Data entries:
◆ ◆ ◆ ◆ ◆ ◆ ◆
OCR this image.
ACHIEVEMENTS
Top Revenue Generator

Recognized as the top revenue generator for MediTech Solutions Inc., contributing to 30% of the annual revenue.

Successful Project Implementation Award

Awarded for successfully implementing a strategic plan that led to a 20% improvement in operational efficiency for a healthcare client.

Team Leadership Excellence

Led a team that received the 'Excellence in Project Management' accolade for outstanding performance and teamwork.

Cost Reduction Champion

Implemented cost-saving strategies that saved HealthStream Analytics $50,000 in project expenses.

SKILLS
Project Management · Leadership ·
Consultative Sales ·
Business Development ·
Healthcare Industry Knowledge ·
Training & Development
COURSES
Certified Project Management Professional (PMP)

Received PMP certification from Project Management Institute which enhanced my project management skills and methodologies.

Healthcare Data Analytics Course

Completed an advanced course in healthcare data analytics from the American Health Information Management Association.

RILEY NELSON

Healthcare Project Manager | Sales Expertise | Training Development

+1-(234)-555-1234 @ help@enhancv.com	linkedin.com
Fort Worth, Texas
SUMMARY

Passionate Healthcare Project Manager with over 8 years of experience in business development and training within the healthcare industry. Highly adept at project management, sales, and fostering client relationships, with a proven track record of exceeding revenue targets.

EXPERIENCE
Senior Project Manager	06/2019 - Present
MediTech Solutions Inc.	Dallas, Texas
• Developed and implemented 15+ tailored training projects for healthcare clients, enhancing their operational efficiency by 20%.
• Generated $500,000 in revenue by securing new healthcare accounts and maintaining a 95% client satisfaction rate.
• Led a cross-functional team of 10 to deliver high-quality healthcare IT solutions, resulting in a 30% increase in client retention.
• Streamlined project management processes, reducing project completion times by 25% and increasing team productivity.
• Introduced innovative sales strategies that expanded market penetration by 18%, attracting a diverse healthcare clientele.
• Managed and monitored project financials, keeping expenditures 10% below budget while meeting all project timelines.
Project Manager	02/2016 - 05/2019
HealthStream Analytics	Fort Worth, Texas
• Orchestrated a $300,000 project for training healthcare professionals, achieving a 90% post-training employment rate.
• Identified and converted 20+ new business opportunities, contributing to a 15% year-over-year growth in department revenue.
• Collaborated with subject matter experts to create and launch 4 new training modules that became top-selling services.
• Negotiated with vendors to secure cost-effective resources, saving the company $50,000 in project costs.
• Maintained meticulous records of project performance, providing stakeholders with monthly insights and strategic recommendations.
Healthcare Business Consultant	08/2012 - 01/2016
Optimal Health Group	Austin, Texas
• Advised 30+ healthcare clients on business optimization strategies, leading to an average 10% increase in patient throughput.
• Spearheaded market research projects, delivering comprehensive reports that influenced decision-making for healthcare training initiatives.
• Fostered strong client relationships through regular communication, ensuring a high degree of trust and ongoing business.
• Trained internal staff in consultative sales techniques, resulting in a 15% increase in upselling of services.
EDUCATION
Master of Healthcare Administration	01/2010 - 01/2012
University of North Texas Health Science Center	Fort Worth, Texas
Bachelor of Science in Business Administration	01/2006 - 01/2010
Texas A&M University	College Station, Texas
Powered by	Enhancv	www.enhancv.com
◆ ◆ ◆ ◆ ◆ ◆ ◆
**Short problem:** Print the material above once more, exactly.

**Finished answer:**
OCR this image.
ACHIEVEMENTS
Top Revenue Generator

Recognized as the top revenue generator for MediTech Solutions Inc., contributing to 30% of the annual revenue.

Successful Project Implementation Award

Awarded for successfully implementing a strategic plan that led to a 20% improvement in operational efficiency for a healthcare client.

Team Leadership Excellence

Led a team that received the 'Excellence in Project Management' accolade for outstanding performance and teamwork.

Cost Reduction Champion

Implemented cost-saving strategies that saved HealthStream Analytics $50,000 in project expenses.

SKILLS
Project Management · Leadership ·
Consultative Sales ·
Business Development ·
Healthcare Industry Knowledge ·
Training & Development
COURSES
Certified Project Management Professional (PMP)

Received PMP certification from Project Management Institute which enhanced my project management skills and methodologies.

Healthcare Data Analytics Course

Completed an advanced course in healthcare data analytics from the American Health Information Management Association.

RILEY NELSON

Healthcare Project Manager | Sales Expertise | Training Development

+1-(234)-555-1234 @ help@enhancv.com	linkedin.com
Fort Worth, Texas
SUMMARY

Passionate Healthcare Project Manager with over 8 years of experience in business development and training within the healthcare industry. Highly adept at project management, sales, and fostering client relationships, with a proven track record of exceeding revenue targets.

EXPERIENCE
Senior Project Manager	06/2019 - Present
MediTech Solutions Inc.	Dallas, Texas
• Developed and implemented 15+ tailored training projects for healthcare clients, enhancing their operational efficiency by 20%.
• Generated $500,000 in revenue by securing new healthcare accounts and maintaining a 95% client satisfaction rate.
• Led a cross-functional team of 10 to deliver high-quality healthcare IT solutions, resulting in a 30% increase in client retention.
• Streamlined project management processes, reducing project completion times by 25% and increasing team productivity.
• Introduced innovative sales strategies that expanded market penetration by 18%, attracting a diverse healthcare clientele.
• Managed and monitored project financials, keeping expenditures 10% below budget while meeting all project timelines.
Project Manager	02/2016 - 05/2019
HealthStream Analytics	Fort Worth, Texas
• Orchestrated a $300,000 project for training healthcare professionals, achieving a 90% post-training employment rate.
• Identified and converted 20+ new business opportunities, contributing to a 15% year-over-year growth in department revenue.
• Collaborated with subject matter experts to create and launch 4 new training modules that became top-selling services.
• Negotiated with vendors to secure cost-effective resources, saving the company $50,000 in project costs.
• Maintained meticulous records of project performance, providing stakeholders with monthly insights and strategic recommendations.
Healthcare Business Consultant	08/2012 - 01/2016
Optimal Health Group	Austin, Texas
• Advised 30+ healthcare clients on business optimization strategies, leading to an average 10% increase in patient throughput.
• Spearheaded market research projects, delivering comprehensive reports that influenced decision-making for healthcare training initiatives.
• Fostered strong client relationships through regular communication, ensuring a high degree of trust and ongoing business.
• Trained internal staff in consultative sales techniques, resulting in a 15% increase in upselling of services.
EDUCATION
Master of Healthcare Administration	01/2010 - 01/2012
University of North Texas Health Science Center	Fort Worth, Texas
Bachelor of Science in Business Administration	01/2006 - 01/2010
Texas A&M University	College Station, Texas
Powered by	Enhancv	www.enhancv.com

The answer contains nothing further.